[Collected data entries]
>>>
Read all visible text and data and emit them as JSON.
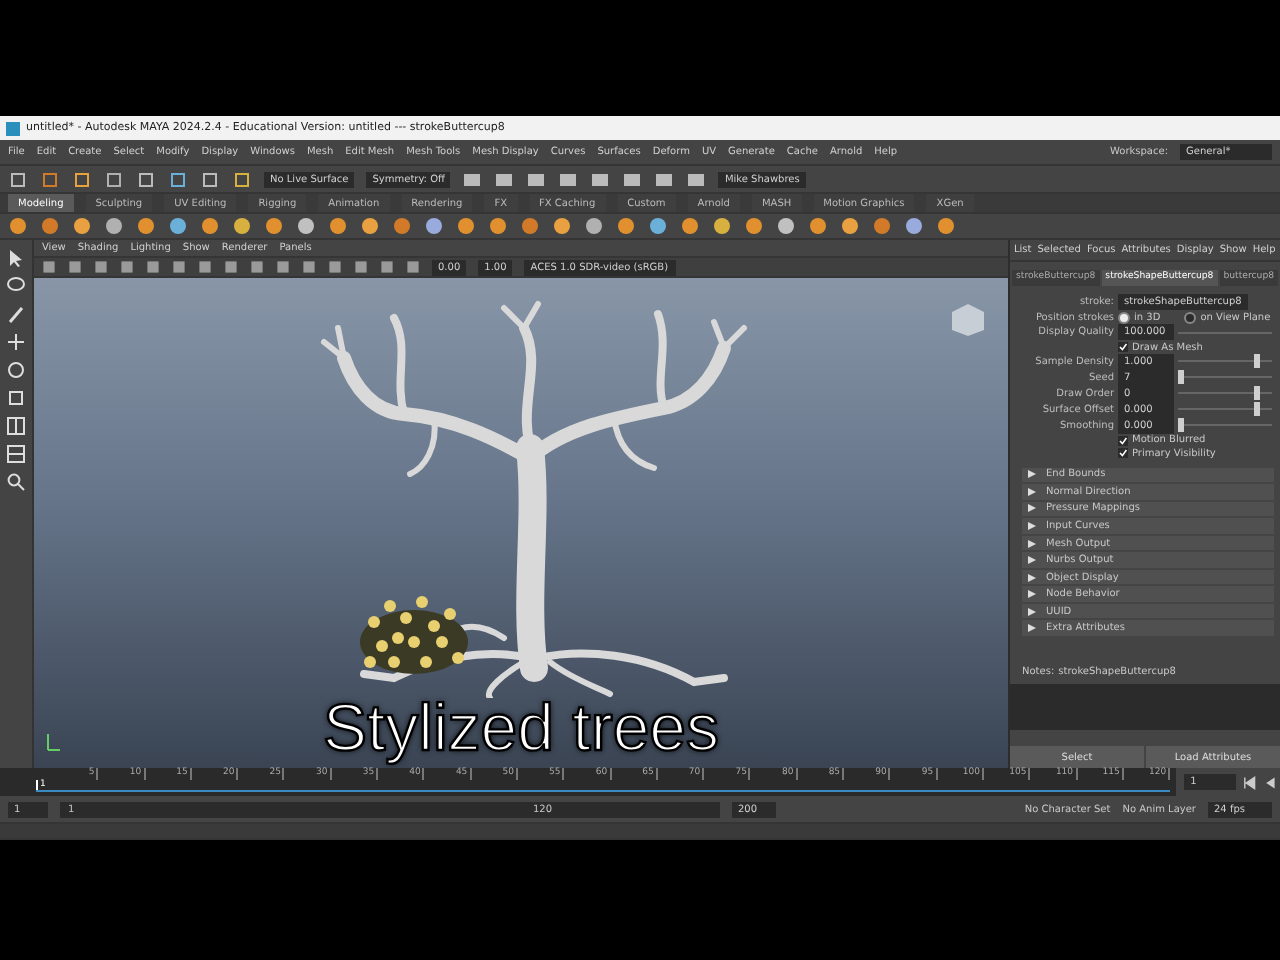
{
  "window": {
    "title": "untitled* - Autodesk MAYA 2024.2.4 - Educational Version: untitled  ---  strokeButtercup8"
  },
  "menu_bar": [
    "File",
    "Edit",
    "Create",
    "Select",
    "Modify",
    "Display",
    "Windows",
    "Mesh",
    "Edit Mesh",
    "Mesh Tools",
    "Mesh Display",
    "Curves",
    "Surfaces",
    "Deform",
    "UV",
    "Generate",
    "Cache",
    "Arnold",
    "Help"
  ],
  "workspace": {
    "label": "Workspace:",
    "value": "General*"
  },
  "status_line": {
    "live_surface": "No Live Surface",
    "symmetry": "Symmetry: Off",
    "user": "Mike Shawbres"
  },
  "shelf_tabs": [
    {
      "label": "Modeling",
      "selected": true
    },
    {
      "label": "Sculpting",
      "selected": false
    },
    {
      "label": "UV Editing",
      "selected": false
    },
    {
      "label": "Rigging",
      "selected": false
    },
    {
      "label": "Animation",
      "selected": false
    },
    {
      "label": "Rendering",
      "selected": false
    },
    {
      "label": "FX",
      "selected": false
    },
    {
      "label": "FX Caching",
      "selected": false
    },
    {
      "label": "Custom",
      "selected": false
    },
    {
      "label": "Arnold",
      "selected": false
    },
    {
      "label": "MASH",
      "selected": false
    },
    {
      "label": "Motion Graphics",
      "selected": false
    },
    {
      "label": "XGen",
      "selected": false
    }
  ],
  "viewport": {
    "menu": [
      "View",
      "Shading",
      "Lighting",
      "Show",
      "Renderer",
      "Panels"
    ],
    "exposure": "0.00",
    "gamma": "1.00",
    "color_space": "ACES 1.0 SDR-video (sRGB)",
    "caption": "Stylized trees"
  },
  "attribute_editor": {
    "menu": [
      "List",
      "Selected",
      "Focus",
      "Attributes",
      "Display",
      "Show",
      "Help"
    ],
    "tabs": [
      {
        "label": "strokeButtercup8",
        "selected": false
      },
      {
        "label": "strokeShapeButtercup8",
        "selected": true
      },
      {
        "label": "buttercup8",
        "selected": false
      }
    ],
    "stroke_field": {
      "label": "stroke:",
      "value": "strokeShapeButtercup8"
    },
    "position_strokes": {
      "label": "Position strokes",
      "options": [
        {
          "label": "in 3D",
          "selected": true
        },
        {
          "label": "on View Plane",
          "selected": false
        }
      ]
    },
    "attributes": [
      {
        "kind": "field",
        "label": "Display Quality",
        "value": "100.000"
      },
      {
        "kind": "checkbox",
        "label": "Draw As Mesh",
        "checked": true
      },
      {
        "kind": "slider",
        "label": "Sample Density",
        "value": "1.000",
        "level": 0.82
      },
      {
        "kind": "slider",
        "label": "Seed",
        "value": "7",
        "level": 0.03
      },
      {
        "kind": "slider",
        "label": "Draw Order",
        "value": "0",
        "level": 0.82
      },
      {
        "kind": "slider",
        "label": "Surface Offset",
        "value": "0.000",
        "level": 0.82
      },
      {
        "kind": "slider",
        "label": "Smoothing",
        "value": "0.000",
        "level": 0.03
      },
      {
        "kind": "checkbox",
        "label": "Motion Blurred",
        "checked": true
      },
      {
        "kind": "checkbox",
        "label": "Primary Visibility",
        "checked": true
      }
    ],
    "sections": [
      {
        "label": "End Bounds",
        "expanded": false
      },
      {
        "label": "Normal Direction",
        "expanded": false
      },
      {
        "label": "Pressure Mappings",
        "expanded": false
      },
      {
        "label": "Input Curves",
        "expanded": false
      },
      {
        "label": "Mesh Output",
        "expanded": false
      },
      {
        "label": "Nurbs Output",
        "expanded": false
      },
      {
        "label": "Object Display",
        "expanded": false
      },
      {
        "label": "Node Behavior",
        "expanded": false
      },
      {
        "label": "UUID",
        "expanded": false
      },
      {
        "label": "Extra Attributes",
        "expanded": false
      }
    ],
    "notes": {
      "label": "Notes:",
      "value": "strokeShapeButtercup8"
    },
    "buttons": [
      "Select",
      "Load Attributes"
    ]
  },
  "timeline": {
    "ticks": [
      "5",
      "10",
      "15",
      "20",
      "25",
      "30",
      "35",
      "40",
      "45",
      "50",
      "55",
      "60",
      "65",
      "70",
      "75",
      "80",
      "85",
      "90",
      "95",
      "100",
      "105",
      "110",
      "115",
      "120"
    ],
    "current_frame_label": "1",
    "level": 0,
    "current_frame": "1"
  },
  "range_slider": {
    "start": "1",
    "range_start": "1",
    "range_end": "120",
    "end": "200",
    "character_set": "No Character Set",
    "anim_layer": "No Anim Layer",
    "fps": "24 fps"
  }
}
<<<
>>>
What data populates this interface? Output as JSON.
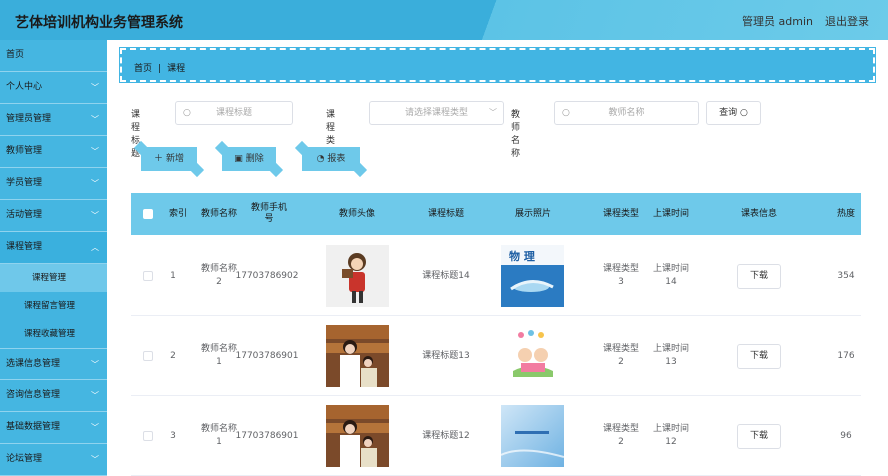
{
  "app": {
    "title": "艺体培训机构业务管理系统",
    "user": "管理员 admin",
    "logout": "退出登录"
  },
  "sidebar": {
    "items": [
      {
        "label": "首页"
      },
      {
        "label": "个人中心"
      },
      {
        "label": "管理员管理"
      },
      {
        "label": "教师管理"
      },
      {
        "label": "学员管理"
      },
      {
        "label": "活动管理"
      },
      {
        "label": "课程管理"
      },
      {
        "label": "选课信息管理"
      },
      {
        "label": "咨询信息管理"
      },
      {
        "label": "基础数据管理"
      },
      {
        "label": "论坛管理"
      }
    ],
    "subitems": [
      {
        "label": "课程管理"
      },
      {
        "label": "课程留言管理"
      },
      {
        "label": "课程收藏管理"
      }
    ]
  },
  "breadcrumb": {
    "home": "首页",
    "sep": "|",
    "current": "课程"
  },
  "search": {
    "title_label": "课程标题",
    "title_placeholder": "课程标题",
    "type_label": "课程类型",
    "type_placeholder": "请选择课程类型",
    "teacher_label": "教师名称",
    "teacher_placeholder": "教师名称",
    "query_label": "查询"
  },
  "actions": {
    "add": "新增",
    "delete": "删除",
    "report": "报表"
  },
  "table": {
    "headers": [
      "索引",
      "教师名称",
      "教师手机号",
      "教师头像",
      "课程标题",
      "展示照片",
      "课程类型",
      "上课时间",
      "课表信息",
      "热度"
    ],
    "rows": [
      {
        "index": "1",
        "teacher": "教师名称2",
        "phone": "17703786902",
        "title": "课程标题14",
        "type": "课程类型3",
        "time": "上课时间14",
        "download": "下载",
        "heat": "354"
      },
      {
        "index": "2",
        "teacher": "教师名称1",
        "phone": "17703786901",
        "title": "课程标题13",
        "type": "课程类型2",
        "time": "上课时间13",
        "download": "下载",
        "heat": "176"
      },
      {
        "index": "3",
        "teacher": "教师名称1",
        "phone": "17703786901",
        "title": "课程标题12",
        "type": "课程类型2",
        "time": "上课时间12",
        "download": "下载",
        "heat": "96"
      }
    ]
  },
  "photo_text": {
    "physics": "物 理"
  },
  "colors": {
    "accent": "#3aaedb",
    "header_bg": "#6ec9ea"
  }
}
<<<
>>>
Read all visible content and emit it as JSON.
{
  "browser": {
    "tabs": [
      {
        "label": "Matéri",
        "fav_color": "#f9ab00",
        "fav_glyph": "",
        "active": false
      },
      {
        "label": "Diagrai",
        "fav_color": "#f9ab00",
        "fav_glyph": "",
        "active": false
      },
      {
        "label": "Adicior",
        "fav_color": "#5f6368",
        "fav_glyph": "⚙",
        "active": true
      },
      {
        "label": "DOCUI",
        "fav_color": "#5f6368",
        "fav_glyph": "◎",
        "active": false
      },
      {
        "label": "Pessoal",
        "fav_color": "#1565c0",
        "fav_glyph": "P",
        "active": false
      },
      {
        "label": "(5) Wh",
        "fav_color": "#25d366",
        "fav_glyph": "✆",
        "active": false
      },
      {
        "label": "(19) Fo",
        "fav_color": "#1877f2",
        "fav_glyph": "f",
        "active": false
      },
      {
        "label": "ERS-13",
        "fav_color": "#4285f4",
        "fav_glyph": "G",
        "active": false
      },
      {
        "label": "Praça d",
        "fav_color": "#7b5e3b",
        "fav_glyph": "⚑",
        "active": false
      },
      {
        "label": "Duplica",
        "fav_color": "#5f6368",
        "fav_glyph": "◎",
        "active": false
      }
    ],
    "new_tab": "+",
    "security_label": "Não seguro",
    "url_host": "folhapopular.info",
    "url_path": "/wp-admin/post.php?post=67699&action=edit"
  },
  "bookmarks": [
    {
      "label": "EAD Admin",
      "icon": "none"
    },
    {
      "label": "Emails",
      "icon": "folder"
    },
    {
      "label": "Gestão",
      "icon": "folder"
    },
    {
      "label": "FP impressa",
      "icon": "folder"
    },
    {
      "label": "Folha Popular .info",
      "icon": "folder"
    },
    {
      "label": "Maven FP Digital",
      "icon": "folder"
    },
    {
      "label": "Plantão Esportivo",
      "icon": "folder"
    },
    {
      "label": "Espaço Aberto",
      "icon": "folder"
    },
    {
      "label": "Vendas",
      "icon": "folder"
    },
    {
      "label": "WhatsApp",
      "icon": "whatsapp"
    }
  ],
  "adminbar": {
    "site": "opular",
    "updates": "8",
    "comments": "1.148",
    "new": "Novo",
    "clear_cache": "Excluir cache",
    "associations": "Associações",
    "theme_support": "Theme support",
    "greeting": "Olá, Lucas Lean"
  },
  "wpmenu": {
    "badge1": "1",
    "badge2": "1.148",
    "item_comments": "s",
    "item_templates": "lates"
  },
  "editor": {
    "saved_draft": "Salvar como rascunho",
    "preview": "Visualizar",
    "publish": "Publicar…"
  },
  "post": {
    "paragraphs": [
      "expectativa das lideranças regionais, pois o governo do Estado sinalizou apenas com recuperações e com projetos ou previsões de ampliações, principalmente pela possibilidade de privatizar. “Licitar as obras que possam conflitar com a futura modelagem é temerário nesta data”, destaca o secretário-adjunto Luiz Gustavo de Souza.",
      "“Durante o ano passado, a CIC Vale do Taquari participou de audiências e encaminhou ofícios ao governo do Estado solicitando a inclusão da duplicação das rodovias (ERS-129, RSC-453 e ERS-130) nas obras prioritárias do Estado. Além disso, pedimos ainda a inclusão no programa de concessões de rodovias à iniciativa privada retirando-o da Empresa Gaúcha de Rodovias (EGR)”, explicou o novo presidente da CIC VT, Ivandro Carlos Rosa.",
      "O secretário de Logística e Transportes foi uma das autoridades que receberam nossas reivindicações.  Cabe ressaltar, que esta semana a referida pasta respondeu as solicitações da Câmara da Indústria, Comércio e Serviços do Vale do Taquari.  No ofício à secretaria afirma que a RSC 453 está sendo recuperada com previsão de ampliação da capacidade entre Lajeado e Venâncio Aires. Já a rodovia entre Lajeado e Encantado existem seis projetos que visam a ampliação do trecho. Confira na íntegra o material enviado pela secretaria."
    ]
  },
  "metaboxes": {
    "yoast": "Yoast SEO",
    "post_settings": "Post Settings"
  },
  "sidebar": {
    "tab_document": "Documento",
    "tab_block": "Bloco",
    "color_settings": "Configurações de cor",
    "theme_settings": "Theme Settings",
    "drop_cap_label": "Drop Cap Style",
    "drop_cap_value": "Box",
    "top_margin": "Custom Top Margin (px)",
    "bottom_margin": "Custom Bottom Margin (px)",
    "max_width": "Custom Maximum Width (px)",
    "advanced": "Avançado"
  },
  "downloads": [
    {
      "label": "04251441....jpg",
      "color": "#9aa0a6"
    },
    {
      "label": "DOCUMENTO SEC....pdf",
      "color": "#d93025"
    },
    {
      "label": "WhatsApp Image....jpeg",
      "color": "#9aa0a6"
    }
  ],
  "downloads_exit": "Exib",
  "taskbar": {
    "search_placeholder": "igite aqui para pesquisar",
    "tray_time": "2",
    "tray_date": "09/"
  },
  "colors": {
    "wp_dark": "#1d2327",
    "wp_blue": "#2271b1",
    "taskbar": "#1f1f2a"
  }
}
<<<
Stated problem
Find the string "Estado" in the listing and return every line that holds it.

Result
      "expectativa das lideranças regionais, pois o governo do Estado sinalizou apenas com recuperações e com projetos ou previsões de ampliações, principalmente pela possibilidade de privatizar. “Licitar as obras que possam conflitar com a futura modelagem é temerário nesta data”, destaca o secretário-adjunto Luiz Gustavo de Souza.",
      "“Durante o ano passado, a CIC Vale do Taquari participou de audiências e encaminhou ofícios ao governo do Estado solicitando a inclusão da duplicação das rodovias (ERS-129, RSC-453 e ERS-130) nas obras prioritárias do Estado. Além disso, pedimos ainda a inclusão no programa de concessões de rodovias à iniciativa privada retirando-o da Empresa Gaúcha de Rodovias (EGR)”, explicou o novo presidente da CIC VT, Ivandro Carlos Rosa.",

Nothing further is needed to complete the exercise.